## Start
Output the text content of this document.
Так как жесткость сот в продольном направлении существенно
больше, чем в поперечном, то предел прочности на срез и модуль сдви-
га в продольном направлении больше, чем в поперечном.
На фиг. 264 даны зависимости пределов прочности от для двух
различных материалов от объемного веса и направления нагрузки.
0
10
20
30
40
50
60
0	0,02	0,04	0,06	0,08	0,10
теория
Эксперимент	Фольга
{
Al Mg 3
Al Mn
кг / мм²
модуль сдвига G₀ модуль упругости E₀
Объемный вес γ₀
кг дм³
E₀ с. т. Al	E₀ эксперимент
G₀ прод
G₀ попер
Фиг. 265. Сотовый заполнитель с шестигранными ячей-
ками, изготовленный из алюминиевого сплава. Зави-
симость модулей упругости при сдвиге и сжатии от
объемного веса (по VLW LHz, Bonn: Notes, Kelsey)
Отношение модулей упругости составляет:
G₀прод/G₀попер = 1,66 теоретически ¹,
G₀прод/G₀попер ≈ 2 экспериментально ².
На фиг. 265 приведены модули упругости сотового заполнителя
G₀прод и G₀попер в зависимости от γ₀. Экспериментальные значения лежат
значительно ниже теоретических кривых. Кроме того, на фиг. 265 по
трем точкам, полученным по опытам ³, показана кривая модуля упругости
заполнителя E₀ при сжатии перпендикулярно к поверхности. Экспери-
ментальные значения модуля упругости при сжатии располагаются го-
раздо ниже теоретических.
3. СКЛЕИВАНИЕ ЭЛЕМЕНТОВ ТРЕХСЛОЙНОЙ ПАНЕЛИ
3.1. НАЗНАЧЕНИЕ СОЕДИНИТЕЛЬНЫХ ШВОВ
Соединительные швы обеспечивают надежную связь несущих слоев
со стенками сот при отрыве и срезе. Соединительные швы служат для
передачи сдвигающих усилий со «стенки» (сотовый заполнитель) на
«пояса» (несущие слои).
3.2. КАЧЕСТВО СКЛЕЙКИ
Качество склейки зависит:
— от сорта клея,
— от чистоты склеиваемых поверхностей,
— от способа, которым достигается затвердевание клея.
## End
:: Given request ::
Collect the lines of the data that carry the word "G₀прод".

:: Exercise solution ::
G₀прод/G₀попер = 1,66 теоретически ¹,
G₀прод/G₀попер ≈ 2 экспериментально ².
G₀прод и G₀попер в зависимости от γ₀. Экспериментальные значения лежат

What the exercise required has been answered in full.